- [GIVEN ENTRIES]
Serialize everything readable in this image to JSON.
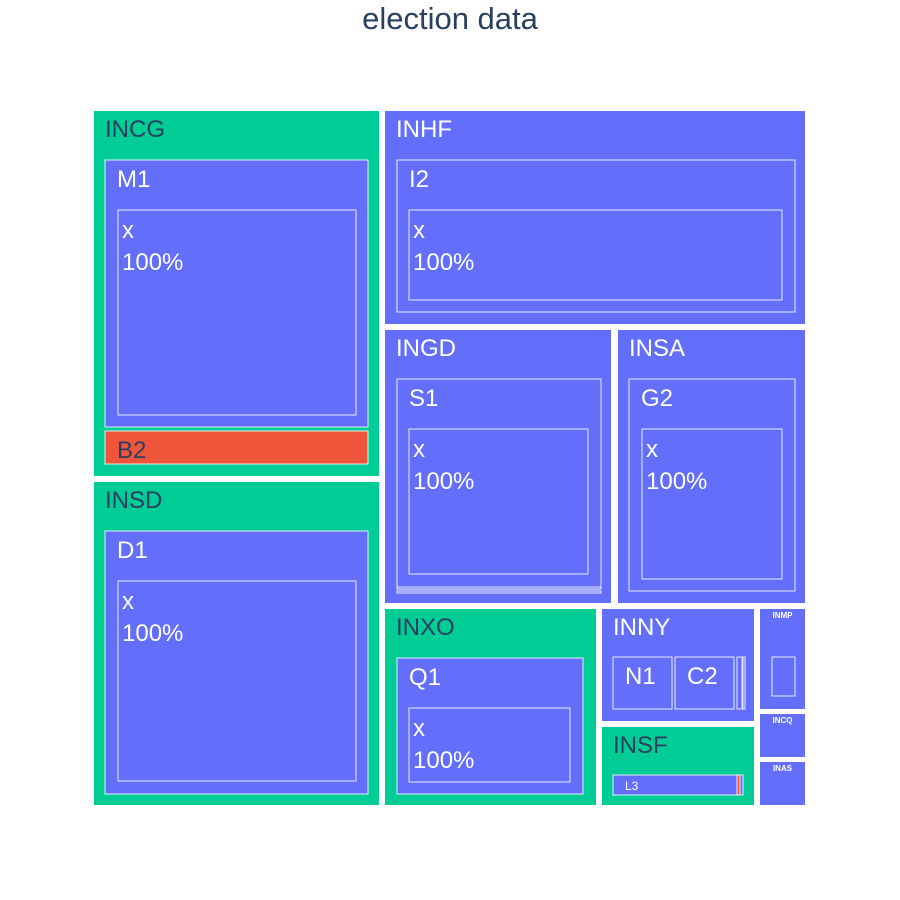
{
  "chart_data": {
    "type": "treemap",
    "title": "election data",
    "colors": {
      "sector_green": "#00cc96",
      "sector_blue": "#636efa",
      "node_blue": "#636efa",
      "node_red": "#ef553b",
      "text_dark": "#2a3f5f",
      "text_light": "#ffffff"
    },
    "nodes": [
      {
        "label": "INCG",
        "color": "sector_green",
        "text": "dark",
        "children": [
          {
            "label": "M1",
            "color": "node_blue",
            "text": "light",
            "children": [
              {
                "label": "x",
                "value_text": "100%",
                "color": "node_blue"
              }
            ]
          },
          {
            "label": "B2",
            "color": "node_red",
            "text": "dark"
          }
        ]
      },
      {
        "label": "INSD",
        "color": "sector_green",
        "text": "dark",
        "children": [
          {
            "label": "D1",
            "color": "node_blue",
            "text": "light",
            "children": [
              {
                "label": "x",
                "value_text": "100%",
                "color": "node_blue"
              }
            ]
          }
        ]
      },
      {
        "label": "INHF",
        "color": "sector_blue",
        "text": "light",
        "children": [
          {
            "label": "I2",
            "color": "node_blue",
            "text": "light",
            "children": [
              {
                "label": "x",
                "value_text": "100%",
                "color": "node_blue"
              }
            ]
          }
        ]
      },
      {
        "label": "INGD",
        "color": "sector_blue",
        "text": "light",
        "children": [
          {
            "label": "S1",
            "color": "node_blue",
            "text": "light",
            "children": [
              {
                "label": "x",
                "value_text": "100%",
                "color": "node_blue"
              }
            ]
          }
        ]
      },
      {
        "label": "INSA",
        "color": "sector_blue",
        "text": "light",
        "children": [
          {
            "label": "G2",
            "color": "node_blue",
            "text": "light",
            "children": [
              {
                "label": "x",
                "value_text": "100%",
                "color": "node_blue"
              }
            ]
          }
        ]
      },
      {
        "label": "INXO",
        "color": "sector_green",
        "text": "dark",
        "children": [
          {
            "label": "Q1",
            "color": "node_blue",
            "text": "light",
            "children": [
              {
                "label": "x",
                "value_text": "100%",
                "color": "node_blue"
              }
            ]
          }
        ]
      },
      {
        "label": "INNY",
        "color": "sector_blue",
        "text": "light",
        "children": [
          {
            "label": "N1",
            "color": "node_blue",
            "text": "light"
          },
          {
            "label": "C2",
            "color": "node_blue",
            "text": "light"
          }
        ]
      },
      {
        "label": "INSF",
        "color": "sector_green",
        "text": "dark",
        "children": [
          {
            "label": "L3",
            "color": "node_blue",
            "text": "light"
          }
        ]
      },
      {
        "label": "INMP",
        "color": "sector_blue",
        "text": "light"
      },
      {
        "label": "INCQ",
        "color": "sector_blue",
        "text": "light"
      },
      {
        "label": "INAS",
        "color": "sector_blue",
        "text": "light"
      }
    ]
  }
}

- [TASK REQUIREMENTS]
Leave out the pictures and copy every record above exactly.

- [SOLUTION FOR THIS PROBLEM]
Serialize everything readable in this image to JSON.
{
  "chart_data": {
    "type": "treemap",
    "title": "election data",
    "colors": {
      "sector_green": "#00cc96",
      "sector_blue": "#636efa",
      "node_blue": "#636efa",
      "node_red": "#ef553b",
      "text_dark": "#2a3f5f",
      "text_light": "#ffffff"
    },
    "nodes": [
      {
        "label": "INCG",
        "color": "sector_green",
        "text": "dark",
        "children": [
          {
            "label": "M1",
            "color": "node_blue",
            "text": "light",
            "children": [
              {
                "label": "x",
                "value_text": "100%",
                "color": "node_blue"
              }
            ]
          },
          {
            "label": "B2",
            "color": "node_red",
            "text": "dark"
          }
        ]
      },
      {
        "label": "INSD",
        "color": "sector_green",
        "text": "dark",
        "children": [
          {
            "label": "D1",
            "color": "node_blue",
            "text": "light",
            "children": [
              {
                "label": "x",
                "value_text": "100%",
                "color": "node_blue"
              }
            ]
          }
        ]
      },
      {
        "label": "INHF",
        "color": "sector_blue",
        "text": "light",
        "children": [
          {
            "label": "I2",
            "color": "node_blue",
            "text": "light",
            "children": [
              {
                "label": "x",
                "value_text": "100%",
                "color": "node_blue"
              }
            ]
          }
        ]
      },
      {
        "label": "INGD",
        "color": "sector_blue",
        "text": "light",
        "children": [
          {
            "label": "S1",
            "color": "node_blue",
            "text": "light",
            "children": [
              {
                "label": "x",
                "value_text": "100%",
                "color": "node_blue"
              }
            ]
          }
        ]
      },
      {
        "label": "INSA",
        "color": "sector_blue",
        "text": "light",
        "children": [
          {
            "label": "G2",
            "color": "node_blue",
            "text": "light",
            "children": [
              {
                "label": "x",
                "value_text": "100%",
                "color": "node_blue"
              }
            ]
          }
        ]
      },
      {
        "label": "INXO",
        "color": "sector_green",
        "text": "dark",
        "children": [
          {
            "label": "Q1",
            "color": "node_blue",
            "text": "light",
            "children": [
              {
                "label": "x",
                "value_text": "100%",
                "color": "node_blue"
              }
            ]
          }
        ]
      },
      {
        "label": "INNY",
        "color": "sector_blue",
        "text": "light",
        "children": [
          {
            "label": "N1",
            "color": "node_blue",
            "text": "light"
          },
          {
            "label": "C2",
            "color": "node_blue",
            "text": "light"
          }
        ]
      },
      {
        "label": "INSF",
        "color": "sector_green",
        "text": "dark",
        "children": [
          {
            "label": "L3",
            "color": "node_blue",
            "text": "light"
          }
        ]
      },
      {
        "label": "INMP",
        "color": "sector_blue",
        "text": "light"
      },
      {
        "label": "INCQ",
        "color": "sector_blue",
        "text": "light"
      },
      {
        "label": "INAS",
        "color": "sector_blue",
        "text": "light"
      }
    ]
  }
}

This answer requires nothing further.